WRITTEN TASK:
Would you return the complete listing below word for word?

═══ GIVEN DATA

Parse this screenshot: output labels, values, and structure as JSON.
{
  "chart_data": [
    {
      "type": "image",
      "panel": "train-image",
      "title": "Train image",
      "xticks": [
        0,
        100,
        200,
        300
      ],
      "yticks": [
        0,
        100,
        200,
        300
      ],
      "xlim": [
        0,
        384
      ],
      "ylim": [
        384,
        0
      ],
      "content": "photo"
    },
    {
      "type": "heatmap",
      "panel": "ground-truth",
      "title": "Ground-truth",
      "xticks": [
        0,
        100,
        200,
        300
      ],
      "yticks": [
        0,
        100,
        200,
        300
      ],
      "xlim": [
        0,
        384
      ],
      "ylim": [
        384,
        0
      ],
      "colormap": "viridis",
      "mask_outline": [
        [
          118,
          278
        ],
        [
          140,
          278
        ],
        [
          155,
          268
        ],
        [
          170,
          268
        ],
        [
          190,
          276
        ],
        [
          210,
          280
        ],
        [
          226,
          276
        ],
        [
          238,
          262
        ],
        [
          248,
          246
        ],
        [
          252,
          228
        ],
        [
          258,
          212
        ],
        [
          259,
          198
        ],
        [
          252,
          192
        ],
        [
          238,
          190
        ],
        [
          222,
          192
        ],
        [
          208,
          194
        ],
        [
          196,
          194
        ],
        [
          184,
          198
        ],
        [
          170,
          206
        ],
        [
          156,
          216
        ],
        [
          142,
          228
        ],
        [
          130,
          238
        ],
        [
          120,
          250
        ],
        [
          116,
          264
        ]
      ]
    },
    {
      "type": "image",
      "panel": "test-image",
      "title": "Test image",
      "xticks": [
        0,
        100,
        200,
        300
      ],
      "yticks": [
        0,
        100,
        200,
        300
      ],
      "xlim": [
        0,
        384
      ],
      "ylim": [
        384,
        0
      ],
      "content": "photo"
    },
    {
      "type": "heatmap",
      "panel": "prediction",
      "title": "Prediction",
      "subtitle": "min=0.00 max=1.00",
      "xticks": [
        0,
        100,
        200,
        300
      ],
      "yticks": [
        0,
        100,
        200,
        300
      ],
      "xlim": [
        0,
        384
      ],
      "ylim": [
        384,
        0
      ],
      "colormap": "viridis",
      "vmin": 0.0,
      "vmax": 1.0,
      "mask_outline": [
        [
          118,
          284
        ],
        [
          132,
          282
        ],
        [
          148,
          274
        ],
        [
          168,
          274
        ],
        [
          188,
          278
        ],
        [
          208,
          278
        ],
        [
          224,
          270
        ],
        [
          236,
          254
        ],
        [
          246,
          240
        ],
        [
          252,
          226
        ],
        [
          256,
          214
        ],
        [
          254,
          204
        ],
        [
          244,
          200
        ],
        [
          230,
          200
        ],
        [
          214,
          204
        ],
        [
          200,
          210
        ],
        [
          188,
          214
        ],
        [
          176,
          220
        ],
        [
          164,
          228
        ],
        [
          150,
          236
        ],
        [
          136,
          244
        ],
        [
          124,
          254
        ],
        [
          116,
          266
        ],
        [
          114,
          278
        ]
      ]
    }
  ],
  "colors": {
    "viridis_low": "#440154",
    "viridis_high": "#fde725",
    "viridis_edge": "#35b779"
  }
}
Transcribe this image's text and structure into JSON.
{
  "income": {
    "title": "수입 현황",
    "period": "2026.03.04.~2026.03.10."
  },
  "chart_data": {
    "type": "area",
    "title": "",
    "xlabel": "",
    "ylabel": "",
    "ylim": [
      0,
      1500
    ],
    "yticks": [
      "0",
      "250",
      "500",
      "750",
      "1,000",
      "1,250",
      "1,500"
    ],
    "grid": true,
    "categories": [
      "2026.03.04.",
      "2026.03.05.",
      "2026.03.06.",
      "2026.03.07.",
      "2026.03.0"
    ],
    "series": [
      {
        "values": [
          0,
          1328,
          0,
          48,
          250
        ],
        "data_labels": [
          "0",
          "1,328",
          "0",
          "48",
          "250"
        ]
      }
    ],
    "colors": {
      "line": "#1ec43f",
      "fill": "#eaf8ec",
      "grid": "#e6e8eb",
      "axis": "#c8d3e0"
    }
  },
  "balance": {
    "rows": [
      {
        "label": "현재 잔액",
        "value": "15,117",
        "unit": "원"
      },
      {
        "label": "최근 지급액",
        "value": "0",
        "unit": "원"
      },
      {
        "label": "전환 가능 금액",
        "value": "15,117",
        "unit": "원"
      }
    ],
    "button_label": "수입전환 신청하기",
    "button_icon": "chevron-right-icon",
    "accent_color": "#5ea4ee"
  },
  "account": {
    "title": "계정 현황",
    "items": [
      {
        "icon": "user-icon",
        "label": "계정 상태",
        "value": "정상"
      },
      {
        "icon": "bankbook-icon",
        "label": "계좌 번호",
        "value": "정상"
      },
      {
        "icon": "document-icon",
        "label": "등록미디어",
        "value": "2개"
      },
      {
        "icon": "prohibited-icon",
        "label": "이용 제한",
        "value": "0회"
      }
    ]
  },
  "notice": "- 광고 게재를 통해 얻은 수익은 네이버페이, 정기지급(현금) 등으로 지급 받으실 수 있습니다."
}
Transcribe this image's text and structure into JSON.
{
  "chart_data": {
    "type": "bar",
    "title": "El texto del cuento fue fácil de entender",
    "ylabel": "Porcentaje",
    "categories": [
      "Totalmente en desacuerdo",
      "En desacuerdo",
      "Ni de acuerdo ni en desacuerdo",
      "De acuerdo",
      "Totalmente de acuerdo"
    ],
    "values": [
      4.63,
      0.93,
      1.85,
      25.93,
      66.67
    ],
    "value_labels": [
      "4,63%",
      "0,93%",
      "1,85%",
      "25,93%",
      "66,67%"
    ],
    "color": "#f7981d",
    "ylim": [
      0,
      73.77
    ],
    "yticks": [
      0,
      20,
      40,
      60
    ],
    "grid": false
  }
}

══════

RESULT:
Parse this screenshot: output labels, values, and structure as JSON.
{
  "chart_data": [
    {
      "type": "image",
      "panel": "train-image",
      "title": "Train image",
      "xticks": [
        0,
        100,
        200,
        300
      ],
      "yticks": [
        0,
        100,
        200,
        300
      ],
      "xlim": [
        0,
        384
      ],
      "ylim": [
        384,
        0
      ],
      "content": "photo"
    },
    {
      "type": "heatmap",
      "panel": "ground-truth",
      "title": "Ground-truth",
      "xticks": [
        0,
        100,
        200,
        300
      ],
      "yticks": [
        0,
        100,
        200,
        300
      ],
      "xlim": [
        0,
        384
      ],
      "ylim": [
        384,
        0
      ],
      "colormap": "viridis",
      "mask_outline": [
        [
          118,
          278
        ],
        [
          140,
          278
        ],
        [
          155,
          268
        ],
        [
          170,
          268
        ],
        [
          190,
          276
        ],
        [
          210,
          280
        ],
        [
          226,
          276
        ],
        [
          238,
          262
        ],
        [
          248,
          246
        ],
        [
          252,
          228
        ],
        [
          258,
          212
        ],
        [
          259,
          198
        ],
        [
          252,
          192
        ],
        [
          238,
          190
        ],
        [
          222,
          192
        ],
        [
          208,
          194
        ],
        [
          196,
          194
        ],
        [
          184,
          198
        ],
        [
          170,
          206
        ],
        [
          156,
          216
        ],
        [
          142,
          228
        ],
        [
          130,
          238
        ],
        [
          120,
          250
        ],
        [
          116,
          264
        ]
      ]
    },
    {
      "type": "image",
      "panel": "test-image",
      "title": "Test image",
      "xticks": [
        0,
        100,
        200,
        300
      ],
      "yticks": [
        0,
        100,
        200,
        300
      ],
      "xlim": [
        0,
        384
      ],
      "ylim": [
        384,
        0
      ],
      "content": "photo"
    },
    {
      "type": "heatmap",
      "panel": "prediction",
      "title": "Prediction",
      "subtitle": "min=0.00 max=1.00",
      "xticks": [
        0,
        100,
        200,
        300
      ],
      "yticks": [
        0,
        100,
        200,
        300
      ],
      "xlim": [
        0,
        384
      ],
      "ylim": [
        384,
        0
      ],
      "colormap": "viridis",
      "vmin": 0.0,
      "vmax": 1.0,
      "mask_outline": [
        [
          118,
          284
        ],
        [
          132,
          282
        ],
        [
          148,
          274
        ],
        [
          168,
          274
        ],
        [
          188,
          278
        ],
        [
          208,
          278
        ],
        [
          224,
          270
        ],
        [
          236,
          254
        ],
        [
          246,
          240
        ],
        [
          252,
          226
        ],
        [
          256,
          214
        ],
        [
          254,
          204
        ],
        [
          244,
          200
        ],
        [
          230,
          200
        ],
        [
          214,
          204
        ],
        [
          200,
          210
        ],
        [
          188,
          214
        ],
        [
          176,
          220
        ],
        [
          164,
          228
        ],
        [
          150,
          236
        ],
        [
          136,
          244
        ],
        [
          124,
          254
        ],
        [
          116,
          266
        ],
        [
          114,
          278
        ]
      ]
    }
  ],
  "colors": {
    "viridis_low": "#440154",
    "viridis_high": "#fde725",
    "viridis_edge": "#35b779"
  }
}
Transcribe this image's text and structure into JSON.
{
  "income": {
    "title": "수입 현황",
    "period": "2026.03.04.~2026.03.10."
  },
  "chart_data": {
    "type": "area",
    "title": "",
    "xlabel": "",
    "ylabel": "",
    "ylim": [
      0,
      1500
    ],
    "yticks": [
      "0",
      "250",
      "500",
      "750",
      "1,000",
      "1,250",
      "1,500"
    ],
    "grid": true,
    "categories": [
      "2026.03.04.",
      "2026.03.05.",
      "2026.03.06.",
      "2026.03.07.",
      "2026.03.0"
    ],
    "series": [
      {
        "values": [
          0,
          1328,
          0,
          48,
          250
        ],
        "data_labels": [
          "0",
          "1,328",
          "0",
          "48",
          "250"
        ]
      }
    ],
    "colors": {
      "line": "#1ec43f",
      "fill": "#eaf8ec",
      "grid": "#e6e8eb",
      "axis": "#c8d3e0"
    }
  },
  "balance": {
    "rows": [
      {
        "label": "현재 잔액",
        "value": "15,117",
        "unit": "원"
      },
      {
        "label": "최근 지급액",
        "value": "0",
        "unit": "원"
      },
      {
        "label": "전환 가능 금액",
        "value": "15,117",
        "unit": "원"
      }
    ],
    "button_label": "수입전환 신청하기",
    "button_icon": "chevron-right-icon",
    "accent_color": "#5ea4ee"
  },
  "account": {
    "title": "계정 현황",
    "items": [
      {
        "icon": "user-icon",
        "label": "계정 상태",
        "value": "정상"
      },
      {
        "icon": "bankbook-icon",
        "label": "계좌 번호",
        "value": "정상"
      },
      {
        "icon": "document-icon",
        "label": "등록미디어",
        "value": "2개"
      },
      {
        "icon": "prohibited-icon",
        "label": "이용 제한",
        "value": "0회"
      }
    ]
  },
  "notice": "- 광고 게재를 통해 얻은 수익은 네이버페이, 정기지급(현금) 등으로 지급 받으실 수 있습니다."
}
Transcribe this image's text and structure into JSON.
{
  "chart_data": {
    "type": "bar",
    "title": "El texto del cuento fue fácil de entender",
    "ylabel": "Porcentaje",
    "categories": [
      "Totalmente en desacuerdo",
      "En desacuerdo",
      "Ni de acuerdo ni en desacuerdo",
      "De acuerdo",
      "Totalmente de acuerdo"
    ],
    "values": [
      4.63,
      0.93,
      1.85,
      25.93,
      66.67
    ],
    "value_labels": [
      "4,63%",
      "0,93%",
      "1,85%",
      "25,93%",
      "66,67%"
    ],
    "color": "#f7981d",
    "ylim": [
      0,
      73.77
    ],
    "yticks": [
      0,
      20,
      40,
      60
    ],
    "grid": false
  }
}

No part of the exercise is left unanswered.